- [What you will do]
Quote word for word the passage of the text on 5G network virtualization that begins at the words "The paper, authored" and stops after the words "combinatorial auction mechanism.".

Text section START

Virtualization of 5G Cellular Networks as a Hierarchical Combinatorial Auction (1511.08256v1)

Abstract: Virtualization has been seen as one of the main evolution trends in the forthcoming fifth generation (5G) cellular networks which enables the decoupling of infrastructure from the services it provides. In this case, the roles of infrastructure providers (InPs) and mobile virtual network operators (MVNOs) can be logically separated and the resources (e.g., subchannels, power, and antennas) of a base station owned by an InP can be transparently shared by multiple MVNOs, while each MVNO virtually owns the entire BS. Naturally, the issue of resource allocation arises. In particular, the InP is required to abstract the physical resources into isolated slices for each MVNO who then allocates the resources within the slice to its subscribed users. In this paper, we aim to address this two-level hierarchical resource allocation problem while satisfying the requirements of efficient resource allocation, strict inter-slice isolation, and the ability of intra-slice customization. To this end, we design a hierarchical combinatorial auction mechanism, based on which a truthful and sub-efficient resource allocation framework is provided. Specifically, winner determination problems (WDPs) are formulated for the InP and MVNOs, and computationally tractable algorithms are proposed to solve these WDPs. Also, pricing schemes are designed to ensure incentive compatibility. The designed mechanism can achieve social efficiency in each level even if each party involved acts selfishly. Numerical results show the effectiveness of the proposed scheme.

• The paper introduces a hierarchical auction framework that allocates 5G network resources by decoupling physical infrastructure from virtual service provisions.
• It employs dynamic programming and greedy algorithms to solve NP-hard winner determination problems while ensuring incentive compatibility.
• Numerical results demonstrate that the approach outperforms fixed and general sharing benchmarks, enhancing both network efficiency and user satisfaction.

Overview of Hierarchical Combinatorial Auction Mechanism for 5G Network Virtualization

The paper, authored by Kun Zhu and Ekram Hossain, presents a sophisticated framework for resource allocation in 5G cellular networks through virtualization. This virtualization is accomplished by treating the network infrastructure and service provision separately, thus allowing base station resources to be shared among multiple Mobile Virtual Network Operators (MVNOs) who can virtualize the ownership of base stations (BS). The complexity of efficiently allocating resources—such as subchannels, power, and antennas—necessitates an innovative hierarchical combinatorial auction mechanism.

Text section END
Dataset content START

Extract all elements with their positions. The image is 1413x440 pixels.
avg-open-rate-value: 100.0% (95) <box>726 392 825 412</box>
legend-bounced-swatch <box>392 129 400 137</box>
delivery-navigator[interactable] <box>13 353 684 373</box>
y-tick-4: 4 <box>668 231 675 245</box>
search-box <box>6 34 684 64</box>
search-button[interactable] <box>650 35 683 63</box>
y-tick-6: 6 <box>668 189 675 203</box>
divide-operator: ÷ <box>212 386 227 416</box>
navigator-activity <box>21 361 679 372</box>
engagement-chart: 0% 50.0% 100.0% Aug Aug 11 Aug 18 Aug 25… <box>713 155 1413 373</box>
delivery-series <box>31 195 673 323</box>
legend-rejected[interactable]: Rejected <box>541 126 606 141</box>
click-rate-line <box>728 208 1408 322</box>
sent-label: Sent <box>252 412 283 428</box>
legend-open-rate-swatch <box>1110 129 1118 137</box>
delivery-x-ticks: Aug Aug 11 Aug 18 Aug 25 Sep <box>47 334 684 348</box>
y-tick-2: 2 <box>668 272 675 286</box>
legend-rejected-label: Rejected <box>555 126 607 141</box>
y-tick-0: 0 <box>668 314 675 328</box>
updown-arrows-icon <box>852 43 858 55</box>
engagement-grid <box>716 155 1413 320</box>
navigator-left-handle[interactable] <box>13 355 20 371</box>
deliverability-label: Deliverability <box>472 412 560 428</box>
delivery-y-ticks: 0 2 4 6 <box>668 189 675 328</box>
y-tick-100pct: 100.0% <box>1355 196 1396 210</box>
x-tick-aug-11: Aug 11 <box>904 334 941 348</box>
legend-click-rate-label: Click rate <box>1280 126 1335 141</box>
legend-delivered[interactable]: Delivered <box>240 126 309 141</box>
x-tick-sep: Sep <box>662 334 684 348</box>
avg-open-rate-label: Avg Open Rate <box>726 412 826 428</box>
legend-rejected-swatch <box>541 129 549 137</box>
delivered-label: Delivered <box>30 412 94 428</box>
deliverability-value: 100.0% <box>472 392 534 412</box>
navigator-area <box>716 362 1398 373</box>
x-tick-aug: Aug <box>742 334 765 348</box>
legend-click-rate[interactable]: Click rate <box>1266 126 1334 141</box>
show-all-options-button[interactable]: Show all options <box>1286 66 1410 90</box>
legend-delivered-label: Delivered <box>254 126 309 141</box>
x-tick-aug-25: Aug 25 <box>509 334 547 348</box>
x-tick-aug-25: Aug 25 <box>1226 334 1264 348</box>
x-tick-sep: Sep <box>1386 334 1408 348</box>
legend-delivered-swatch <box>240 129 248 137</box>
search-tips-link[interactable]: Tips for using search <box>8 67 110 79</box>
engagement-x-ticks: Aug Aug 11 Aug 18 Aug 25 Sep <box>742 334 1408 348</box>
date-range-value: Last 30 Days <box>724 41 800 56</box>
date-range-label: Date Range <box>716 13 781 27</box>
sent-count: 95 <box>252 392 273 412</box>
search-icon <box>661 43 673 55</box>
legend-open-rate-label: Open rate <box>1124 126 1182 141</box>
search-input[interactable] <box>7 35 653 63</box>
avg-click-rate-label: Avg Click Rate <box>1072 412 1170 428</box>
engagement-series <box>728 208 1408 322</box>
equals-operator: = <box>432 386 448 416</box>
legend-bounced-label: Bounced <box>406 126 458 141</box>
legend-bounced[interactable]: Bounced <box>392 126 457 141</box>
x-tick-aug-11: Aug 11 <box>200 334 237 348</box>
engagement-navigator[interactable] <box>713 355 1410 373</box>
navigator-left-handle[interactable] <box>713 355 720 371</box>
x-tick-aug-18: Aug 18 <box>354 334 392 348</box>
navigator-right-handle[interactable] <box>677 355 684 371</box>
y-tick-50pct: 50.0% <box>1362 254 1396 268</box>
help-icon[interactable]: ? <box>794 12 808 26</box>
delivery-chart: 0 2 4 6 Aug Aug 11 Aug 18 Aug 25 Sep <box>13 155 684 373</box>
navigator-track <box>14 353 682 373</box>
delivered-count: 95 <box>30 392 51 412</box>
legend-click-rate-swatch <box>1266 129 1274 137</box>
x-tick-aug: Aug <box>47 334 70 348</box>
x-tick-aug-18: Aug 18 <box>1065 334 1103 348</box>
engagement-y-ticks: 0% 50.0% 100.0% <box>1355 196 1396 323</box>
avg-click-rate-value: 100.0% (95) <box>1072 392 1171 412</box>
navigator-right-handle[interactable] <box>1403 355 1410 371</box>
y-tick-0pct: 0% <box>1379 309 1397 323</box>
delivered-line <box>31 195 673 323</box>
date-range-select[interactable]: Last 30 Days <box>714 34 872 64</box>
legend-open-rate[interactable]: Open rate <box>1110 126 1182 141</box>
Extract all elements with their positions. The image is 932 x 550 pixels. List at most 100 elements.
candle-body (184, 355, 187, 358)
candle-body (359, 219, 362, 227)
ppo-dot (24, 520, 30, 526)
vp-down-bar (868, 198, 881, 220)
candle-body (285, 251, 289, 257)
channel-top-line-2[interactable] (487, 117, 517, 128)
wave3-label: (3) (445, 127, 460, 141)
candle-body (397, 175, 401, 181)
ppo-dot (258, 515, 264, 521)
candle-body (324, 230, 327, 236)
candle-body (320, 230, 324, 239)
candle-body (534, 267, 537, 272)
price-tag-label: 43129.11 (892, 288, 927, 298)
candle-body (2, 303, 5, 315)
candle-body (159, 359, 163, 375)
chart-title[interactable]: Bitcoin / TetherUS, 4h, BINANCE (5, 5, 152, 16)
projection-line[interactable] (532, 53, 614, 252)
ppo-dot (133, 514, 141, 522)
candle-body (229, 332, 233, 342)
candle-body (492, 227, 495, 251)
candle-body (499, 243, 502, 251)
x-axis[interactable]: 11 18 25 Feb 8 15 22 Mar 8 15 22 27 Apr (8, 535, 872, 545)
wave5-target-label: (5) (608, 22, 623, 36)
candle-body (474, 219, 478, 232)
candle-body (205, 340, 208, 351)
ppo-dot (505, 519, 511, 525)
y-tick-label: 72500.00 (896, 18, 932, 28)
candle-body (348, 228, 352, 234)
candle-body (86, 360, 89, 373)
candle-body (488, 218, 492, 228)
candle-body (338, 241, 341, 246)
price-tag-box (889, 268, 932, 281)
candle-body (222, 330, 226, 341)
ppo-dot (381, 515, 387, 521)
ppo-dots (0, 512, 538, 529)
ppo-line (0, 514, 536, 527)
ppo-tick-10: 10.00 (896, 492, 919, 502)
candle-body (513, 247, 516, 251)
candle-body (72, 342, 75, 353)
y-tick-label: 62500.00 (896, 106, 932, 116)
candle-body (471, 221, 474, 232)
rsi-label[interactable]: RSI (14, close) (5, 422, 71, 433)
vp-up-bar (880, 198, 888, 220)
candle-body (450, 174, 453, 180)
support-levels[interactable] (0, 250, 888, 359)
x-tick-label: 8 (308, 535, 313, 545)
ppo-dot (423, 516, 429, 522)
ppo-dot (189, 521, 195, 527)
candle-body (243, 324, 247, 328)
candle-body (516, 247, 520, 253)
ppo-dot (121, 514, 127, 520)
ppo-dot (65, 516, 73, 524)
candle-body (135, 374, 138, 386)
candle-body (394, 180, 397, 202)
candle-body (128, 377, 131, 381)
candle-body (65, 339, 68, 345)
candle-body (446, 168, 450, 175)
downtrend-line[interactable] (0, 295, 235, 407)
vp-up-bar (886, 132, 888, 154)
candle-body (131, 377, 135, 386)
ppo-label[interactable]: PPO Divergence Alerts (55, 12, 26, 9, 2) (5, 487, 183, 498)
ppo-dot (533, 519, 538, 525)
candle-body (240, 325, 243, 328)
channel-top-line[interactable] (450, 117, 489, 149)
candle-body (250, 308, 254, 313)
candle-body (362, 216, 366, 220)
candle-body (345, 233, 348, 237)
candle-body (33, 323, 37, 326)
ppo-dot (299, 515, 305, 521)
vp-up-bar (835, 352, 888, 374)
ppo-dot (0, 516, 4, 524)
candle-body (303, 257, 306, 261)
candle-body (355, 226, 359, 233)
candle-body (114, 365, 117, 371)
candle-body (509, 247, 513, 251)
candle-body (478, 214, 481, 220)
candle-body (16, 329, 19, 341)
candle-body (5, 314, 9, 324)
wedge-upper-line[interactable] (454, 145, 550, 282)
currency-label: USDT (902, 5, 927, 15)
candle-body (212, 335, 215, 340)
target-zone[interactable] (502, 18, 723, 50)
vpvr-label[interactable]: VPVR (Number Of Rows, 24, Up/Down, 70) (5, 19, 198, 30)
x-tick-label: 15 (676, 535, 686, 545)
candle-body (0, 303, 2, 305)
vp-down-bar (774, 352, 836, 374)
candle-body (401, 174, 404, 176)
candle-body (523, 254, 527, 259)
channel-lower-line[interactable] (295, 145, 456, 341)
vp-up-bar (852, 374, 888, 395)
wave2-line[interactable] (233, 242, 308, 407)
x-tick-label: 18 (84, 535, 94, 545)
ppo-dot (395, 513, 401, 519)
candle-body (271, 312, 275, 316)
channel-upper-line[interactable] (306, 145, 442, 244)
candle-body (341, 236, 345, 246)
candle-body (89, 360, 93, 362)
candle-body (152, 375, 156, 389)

Dataset content END

- [Solution]
The paper, authored by Kun Zhu and Ekram Hossain, presents a sophisticated framework for resource allocation in 5G cellular networks through virtualization. This virtualization is accomplished by treating the network infrastructure and service provision separately, thus allowing base station resources to be shared among multiple Mobile Virtual Network Operators (MVNOs) who can virtualize the ownership of base stations (BS). The complexity of efficiently allocating resources—such as subchannels, power, and antennas—necessitates an innovative hierarchical combinatorial auction mechanism.